## Problem to work on
In the data that follows, count every line holding the string "What" and give the count alone.

## begin

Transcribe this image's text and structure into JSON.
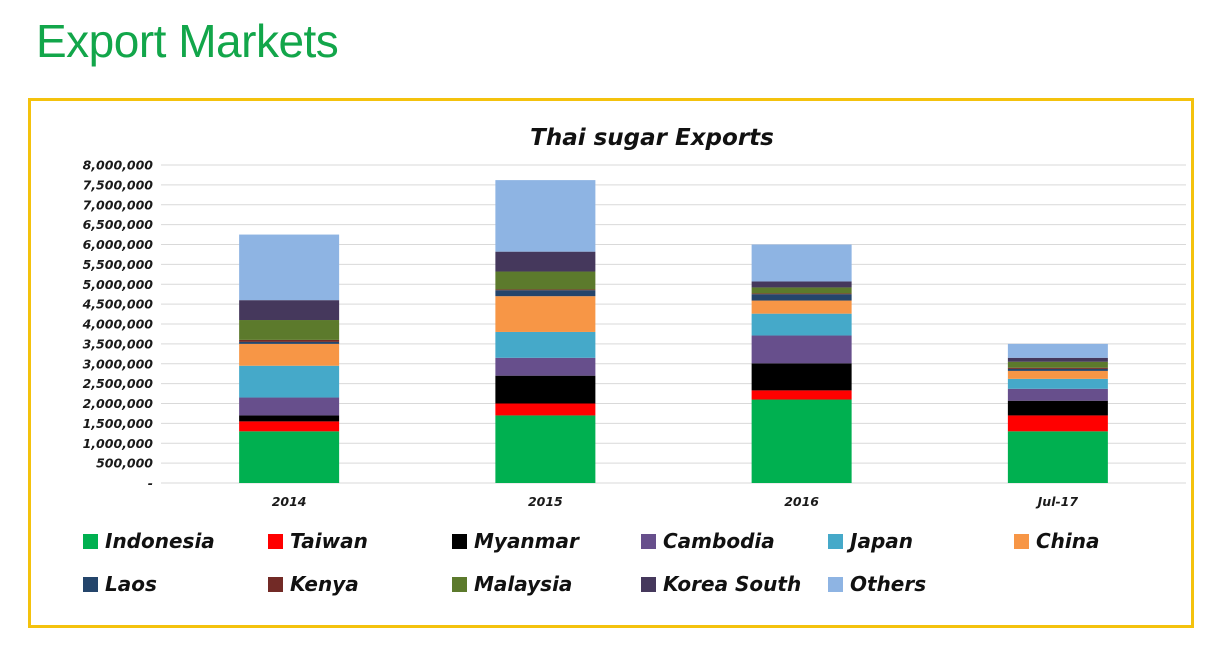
{
  "page": {
    "title": "Export Markets"
  },
  "colors": {
    "title": "#12a64a",
    "frame": "#f4c20d",
    "grid": "#d9d9d9"
  },
  "chart_data": {
    "type": "bar",
    "stacked": true,
    "title": "Thai sugar Exports",
    "xlabel": "",
    "ylabel": "",
    "ylim": [
      0,
      8000000
    ],
    "y_ticks": [
      0,
      500000,
      1000000,
      1500000,
      2000000,
      2500000,
      3000000,
      3500000,
      4000000,
      4500000,
      5000000,
      5500000,
      6000000,
      6500000,
      7000000,
      7500000,
      8000000
    ],
    "y_tick_labels": [
      "-",
      "500,000",
      "1,000,000",
      "1,500,000",
      "2,000,000",
      "2,500,000",
      "3,000,000",
      "3,500,000",
      "4,000,000",
      "4,500,000",
      "5,000,000",
      "5,500,000",
      "6,000,000",
      "6,500,000",
      "7,000,000",
      "7,500,000",
      "8,000,000"
    ],
    "grid": true,
    "legend_position": "bottom",
    "categories": [
      "2014",
      "2015",
      "2016",
      "Jul-17"
    ],
    "series": [
      {
        "name": "Indonesia",
        "color": "#00b050",
        "values": [
          1300000,
          1700000,
          2100000,
          1300000
        ]
      },
      {
        "name": "Taiwan",
        "color": "#ff0000",
        "values": [
          250000,
          300000,
          230000,
          400000
        ]
      },
      {
        "name": "Myanmar",
        "color": "#000000",
        "values": [
          150000,
          700000,
          680000,
          370000
        ]
      },
      {
        "name": "Cambodia",
        "color": "#674f8c",
        "values": [
          450000,
          450000,
          700000,
          300000
        ]
      },
      {
        "name": "Japan",
        "color": "#45a9c9",
        "values": [
          800000,
          650000,
          550000,
          250000
        ]
      },
      {
        "name": "China",
        "color": "#f79646",
        "values": [
          550000,
          900000,
          330000,
          200000
        ]
      },
      {
        "name": "Laos",
        "color": "#24456b",
        "values": [
          50000,
          150000,
          160000,
          50000
        ]
      },
      {
        "name": "Kenya",
        "color": "#722a26",
        "values": [
          50000,
          20000,
          20000,
          30000
        ]
      },
      {
        "name": "Malaysia",
        "color": "#5c7a2c",
        "values": [
          500000,
          450000,
          150000,
          150000
        ]
      },
      {
        "name": "Korea South",
        "color": "#45385c",
        "values": [
          500000,
          500000,
          150000,
          100000
        ]
      },
      {
        "name": "Others",
        "color": "#8eb4e3",
        "values": [
          1650000,
          1800000,
          930000,
          350000
        ]
      }
    ]
  }
}
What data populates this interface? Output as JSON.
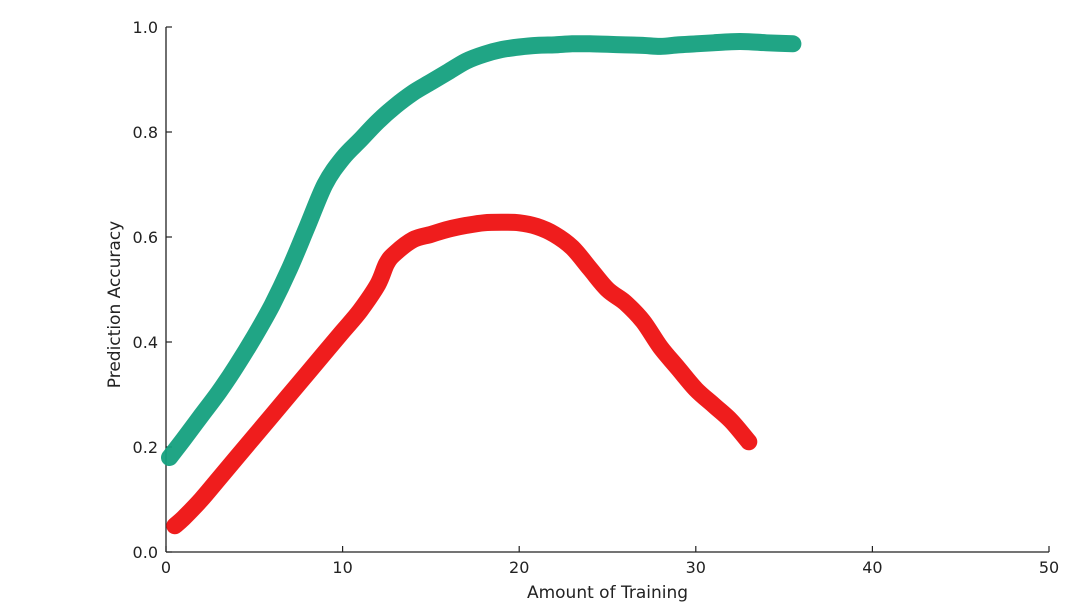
{
  "chart_data": {
    "type": "line",
    "title": "",
    "xlabel": "Amount of Training",
    "ylabel": "Prediction Accuracy",
    "xlim": [
      0,
      50
    ],
    "ylim": [
      0,
      1.0
    ],
    "xticks": [
      0,
      10,
      20,
      30,
      40,
      50
    ],
    "yticks": [
      0.0,
      0.2,
      0.4,
      0.6,
      0.8,
      1.0
    ],
    "xtick_labels": [
      "0",
      "10",
      "20",
      "30",
      "40",
      "50"
    ],
    "ytick_labels": [
      "0.0",
      "0.2",
      "0.4",
      "0.6",
      "0.8",
      "1.0"
    ],
    "grid": false,
    "legend": "none",
    "series": [
      {
        "color": "#14a07e",
        "x": [
          0.2,
          1,
          2,
          3,
          4,
          5,
          6,
          7,
          8,
          9,
          10,
          11,
          12,
          13,
          14,
          15,
          16,
          17,
          18,
          19,
          20,
          21,
          22,
          23,
          24,
          25,
          26,
          27,
          28,
          29,
          30,
          31,
          32,
          33,
          34,
          35.5
        ],
        "y": [
          0.18,
          0.215,
          0.26,
          0.305,
          0.355,
          0.41,
          0.47,
          0.54,
          0.62,
          0.7,
          0.75,
          0.785,
          0.82,
          0.85,
          0.875,
          0.895,
          0.915,
          0.935,
          0.948,
          0.957,
          0.962,
          0.965,
          0.966,
          0.968,
          0.968,
          0.967,
          0.966,
          0.965,
          0.963,
          0.966,
          0.968,
          0.97,
          0.972,
          0.972,
          0.97,
          0.968
        ]
      },
      {
        "color": "#ee1111",
        "x": [
          0.5,
          1,
          2,
          3,
          4,
          5,
          6,
          7,
          8,
          9,
          10,
          11,
          12,
          12.5,
          13,
          14,
          15,
          16,
          17,
          18,
          19,
          20,
          21,
          22,
          23,
          24,
          25,
          26,
          27,
          28,
          29,
          30,
          31,
          32,
          33
        ],
        "y": [
          0.05,
          0.065,
          0.1,
          0.14,
          0.18,
          0.22,
          0.26,
          0.3,
          0.34,
          0.38,
          0.42,
          0.46,
          0.51,
          0.55,
          0.57,
          0.595,
          0.605,
          0.615,
          0.622,
          0.627,
          0.628,
          0.627,
          0.62,
          0.605,
          0.58,
          0.54,
          0.5,
          0.475,
          0.44,
          0.39,
          0.35,
          0.31,
          0.28,
          0.25,
          0.21
        ]
      }
    ]
  }
}
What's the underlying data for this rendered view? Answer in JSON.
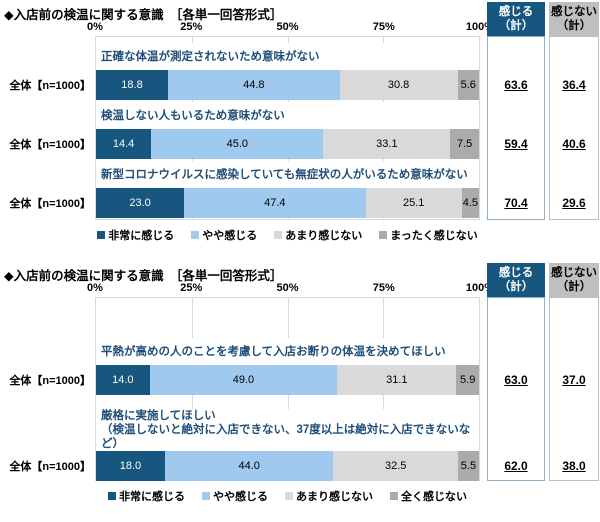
{
  "colors": {
    "segments": [
      "#17567F",
      "#9FC9EE",
      "#D9D9D9",
      "#ABABAB"
    ],
    "segment_value_text": [
      "#FFFFFF",
      "#000000",
      "#000000",
      "#000000"
    ],
    "question_text": "#1F4E79",
    "grid_line": "#D9D9D9",
    "feel_header_bg": "#17567F",
    "feel_header_text": "#FFFFFF",
    "not_feel_header_bg": "#BFBFBF",
    "not_feel_header_text": "#000000",
    "feel_box_border": "#8FB0CC",
    "not_feel_box_border": "#BFBFBF"
  },
  "chart_data": [
    {
      "type": "bar",
      "stacked": true,
      "orientation": "horizontal",
      "title": "◆入店前の検温に関する意識　［各単一回答形式］",
      "x_axis_ticks": [
        "0%",
        "25%",
        "50%",
        "75%",
        "100%"
      ],
      "xlim": [
        0,
        100
      ],
      "grid": true,
      "legend_position": "bottom",
      "legend": [
        "非常に感じる",
        "やや感じる",
        "あまり感じない",
        "まったく感じない"
      ],
      "summary_headers": [
        "感じる\n（計）",
        "感じない\n（計）"
      ],
      "rows": [
        {
          "category": "全体【n=1000】",
          "question": "正確な体温が測定されないため意味がない",
          "values": [
            18.8,
            44.8,
            30.8,
            5.6
          ],
          "summaries": [
            "63.6",
            "36.4"
          ]
        },
        {
          "category": "全体【n=1000】",
          "question": "検温しない人もいるため意味がない",
          "values": [
            14.4,
            45.0,
            33.1,
            7.5
          ],
          "summaries": [
            "59.4",
            "40.6"
          ]
        },
        {
          "category": "全体【n=1000】",
          "question": "新型コロナウイルスに感染していても無症状の人がいるため意味がない",
          "values": [
            23.0,
            47.4,
            25.1,
            4.5
          ],
          "summaries": [
            "70.4",
            "29.6"
          ]
        }
      ]
    },
    {
      "type": "bar",
      "stacked": true,
      "orientation": "horizontal",
      "title": "◆入店前の検温に関する意識　［各単一回答形式］",
      "x_axis_ticks": [
        "0%",
        "25%",
        "50%",
        "75%",
        "100%"
      ],
      "xlim": [
        0,
        100
      ],
      "grid": true,
      "legend_position": "bottom",
      "legend": [
        "非常に感じる",
        "やや感じる",
        "あまり感じない",
        "全く感じない"
      ],
      "summary_headers": [
        "感じる\n（計）",
        "感じない\n（計）"
      ],
      "rows": [
        {
          "category": "全体【n=1000】",
          "question": "平熱が高めの人のことを考慮して入店お断りの体温を決めてほしい",
          "values": [
            14.0,
            49.0,
            31.1,
            5.9
          ],
          "summaries": [
            "63.0",
            "37.0"
          ]
        },
        {
          "category": "全体【n=1000】",
          "question": "厳格に実施してほしい\n（検温しないと絶対に入店できない、37度以上は絶対に入店できないなど）",
          "values": [
            18.0,
            44.0,
            32.5,
            5.5
          ],
          "summaries": [
            "62.0",
            "38.0"
          ]
        }
      ]
    }
  ]
}
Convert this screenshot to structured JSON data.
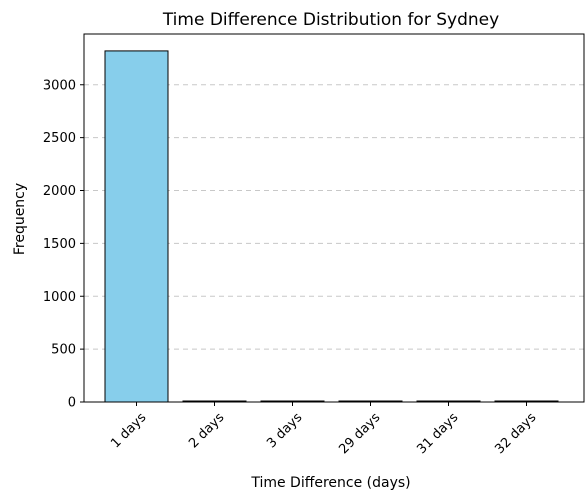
{
  "chart_data": {
    "type": "bar",
    "title": "Time Difference Distribution for Sydney",
    "xlabel": "Time Difference (days)",
    "ylabel": "Frequency",
    "categories": [
      "1 days",
      "2 days",
      "3 days",
      "29 days",
      "31 days",
      "32 days"
    ],
    "values": [
      3320,
      8,
      3,
      1,
      1,
      1
    ],
    "ylim": [
      0,
      3480
    ],
    "yticks": [
      0,
      500,
      1000,
      1500,
      2000,
      2500,
      3000
    ],
    "grid": "y-dashed",
    "bar_color": "#87ceeb",
    "edge_color": "#000000",
    "legend": "none"
  }
}
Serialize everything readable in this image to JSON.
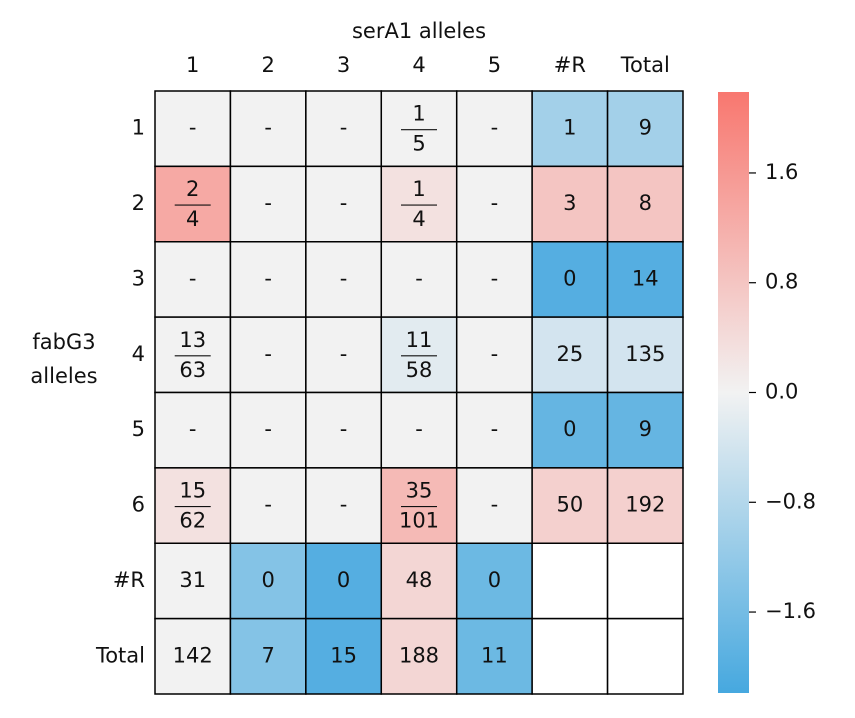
{
  "chart_data": {
    "type": "heatmap",
    "x_label": "serA1 alleles",
    "y_label": [
      "fabG3",
      "alleles"
    ],
    "columns": [
      "1",
      "2",
      "3",
      "4",
      "5",
      "#R",
      "Total"
    ],
    "rows": [
      "1",
      "2",
      "3",
      "4",
      "5",
      "6",
      "#R",
      "Total"
    ],
    "z": [
      [
        0,
        0,
        0,
        0,
        0,
        -1.0,
        -1.0
      ],
      [
        1.3,
        0,
        0,
        0.3,
        0,
        0.8,
        0.8
      ],
      [
        0,
        0,
        0,
        0,
        0,
        -2.0,
        -2.0
      ],
      [
        0,
        0,
        0,
        -0.2,
        0,
        -0.4,
        -0.4
      ],
      [
        0,
        0,
        0,
        0,
        0,
        -1.8,
        -1.8
      ],
      [
        0.3,
        0,
        0,
        1.0,
        0,
        0.6,
        0.6
      ],
      [
        0,
        -1.4,
        -2.0,
        0.5,
        -1.7,
        null,
        null
      ],
      [
        0,
        -1.4,
        -2.0,
        0.5,
        -1.7,
        null,
        null
      ]
    ],
    "labels": [
      [
        "-",
        "-",
        "-",
        {
          "numerator": 1,
          "denominator": 5
        },
        "-",
        1,
        9
      ],
      [
        {
          "numerator": 2,
          "denominator": 4
        },
        "-",
        "-",
        {
          "numerator": 1,
          "denominator": 4
        },
        "-",
        3,
        8
      ],
      [
        "-",
        "-",
        "-",
        "-",
        "-",
        0,
        14
      ],
      [
        {
          "numerator": 13,
          "denominator": 63
        },
        "-",
        "-",
        {
          "numerator": 11,
          "denominator": 58
        },
        "-",
        25,
        135
      ],
      [
        "-",
        "-",
        "-",
        "-",
        "-",
        0,
        9
      ],
      [
        {
          "numerator": 15,
          "denominator": 62
        },
        "-",
        "-",
        {
          "numerator": 35,
          "denominator": 101
        },
        "-",
        50,
        192
      ],
      [
        31,
        0,
        0,
        48,
        0,
        null,
        null
      ],
      [
        142,
        7,
        15,
        188,
        11,
        null,
        null
      ]
    ],
    "zlim": [
      -2.19,
      2.19
    ],
    "zticks": [
      {
        "value": -1.6,
        "label": "−1.6"
      },
      {
        "value": -0.8,
        "label": "−0.8"
      },
      {
        "value": 0,
        "label": "0.0"
      },
      0.8,
      1.6
    ],
    "colors": {
      "low": "#46a8df",
      "mid": "#f2f2f2",
      "high": "#f8776f"
    }
  }
}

## end

## Solution for this exercise
2